*Exercise brief*. Quote the records below in full, exactly as given, with the images taken out.

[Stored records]
◆ ◆ ◆ ◆ ◆ ◆ ◆

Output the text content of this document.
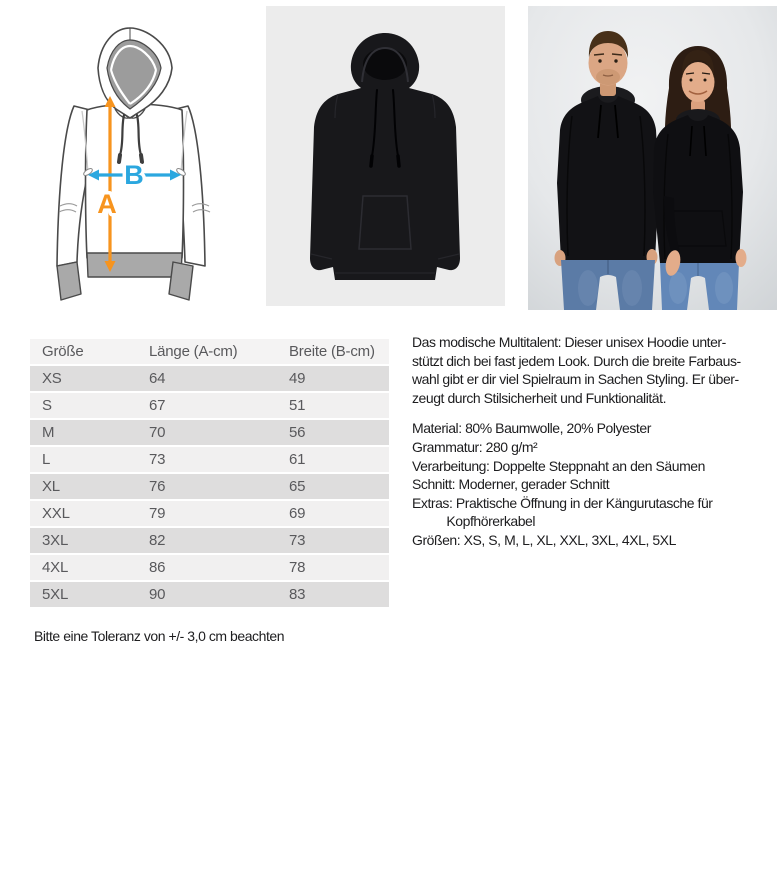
A
B
Größe	Länge (A-cm)	Breite (B-cm)
XS	64	49
S	67	51
M	70	56
L	73	61
XL	76	65
XXL	79	69
3XL	82	73
4XL	86	78
5XL	90	83
Das modische Multitalent: Dieser unisex Hoodie unter-
stützt dich bei fast jedem Look. Durch die breite Farbaus-
wahl gibt er dir viel Spielraum in Sachen Styling. Er über-
zeugt durch Stilsicherheit und Funktionalität.
Material: 80% Baumwolle, 20% Polyester
Grammatur: 280 g/m²
Verarbeitung: Doppelte Steppnaht an den Säumen
Schnitt: Moderner, gerader Schnitt
Extras: Praktische Öffnung in der Kängurutasche für
Kopfhörerkabel
Größen: XS, S, M, L, XL, XXL, 3XL, 4XL, 5XL
Bitte eine Toleranz von +/- 3,0 cm beachten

◆ ◆ ◆ ◆ ◆ ◆ ◆

*Answer to the problem*.
Output the text content of this document.
A
B
Größe	Länge (A-cm)	Breite (B-cm)
XS	64	49
S	67	51
M	70	56
L	73	61
XL	76	65
XXL	79	69
3XL	82	73
4XL	86	78
5XL	90	83
Das modische Multitalent: Dieser unisex Hoodie unter-
stützt dich bei fast jedem Look. Durch die breite Farbaus-
wahl gibt er dir viel Spielraum in Sachen Styling. Er über-
zeugt durch Stilsicherheit und Funktionalität.
Material: 80% Baumwolle, 20% Polyester
Grammatur: 280 g/m²
Verarbeitung: Doppelte Steppnaht an den Säumen
Schnitt: Moderner, gerader Schnitt
Extras: Praktische Öffnung in der Kängurutasche für
Kopfhörerkabel
Größen: XS, S, M, L, XL, XXL, 3XL, 4XL, 5XL
Bitte eine Toleranz von +/- 3,0 cm beachten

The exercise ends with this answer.